**Directive**
Copy the lines below as they are; omit the images they contain.

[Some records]
--- start ---

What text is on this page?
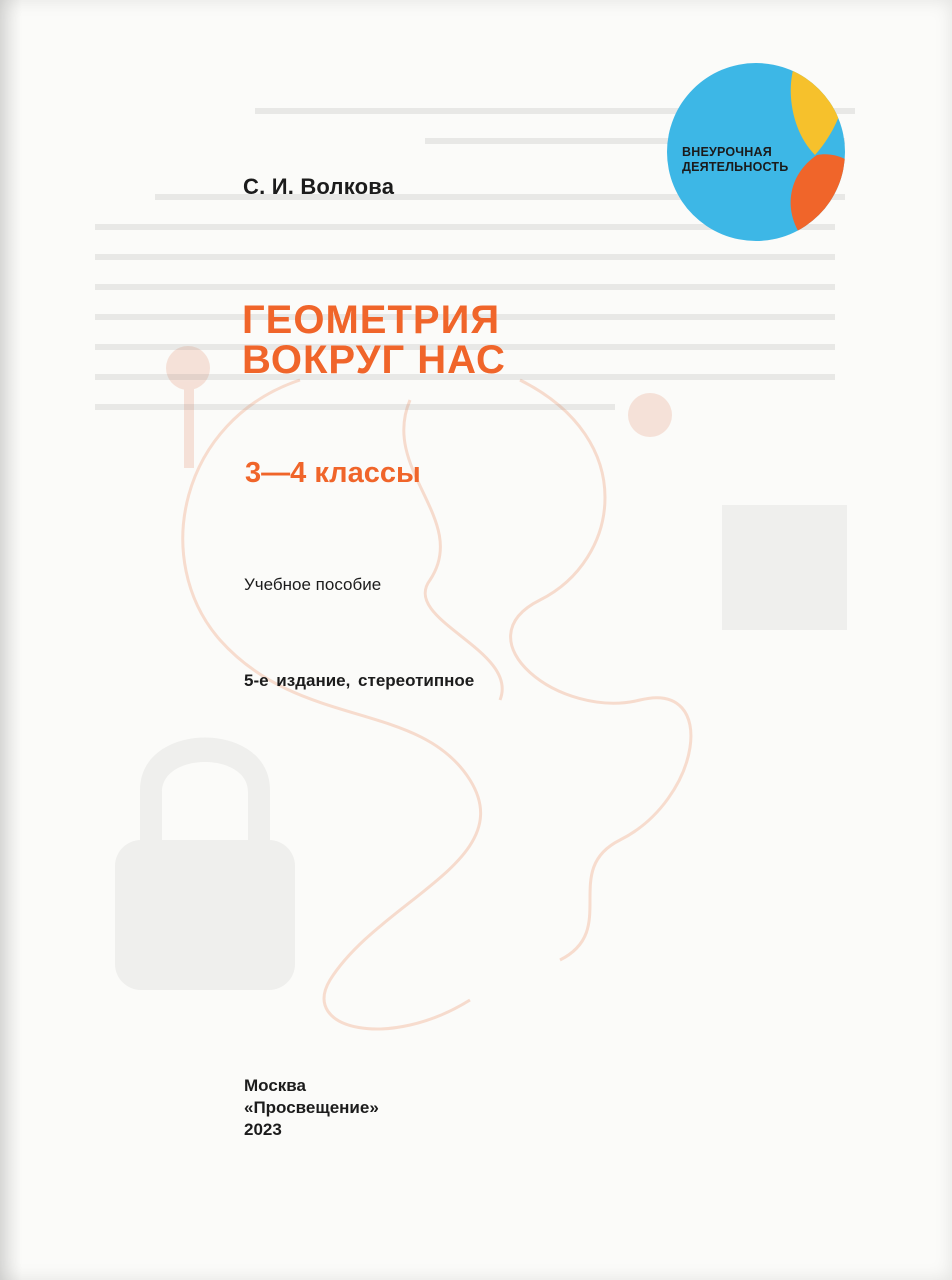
ВНЕУРОЧНАЯ
ДЕЯТЕЛЬНОСТЬ
С. И. Волкова
ГЕОМЕТРИЯ
ВОКРУГ НАС
3—4 классы
Учебное пособие
5-е издание, стереотипное
Москва
«Просвещение»
2023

--- end ---

**Result of the task**
What text is on this page?
ВНЕУРОЧНАЯ
ДЕЯТЕЛЬНОСТЬ
С. И. Волкова
ГЕОМЕТРИЯ
ВОКРУГ НАС
3—4 классы
Учебное пособие
5-е издание, стереотипное
Москва
«Просвещение»
2023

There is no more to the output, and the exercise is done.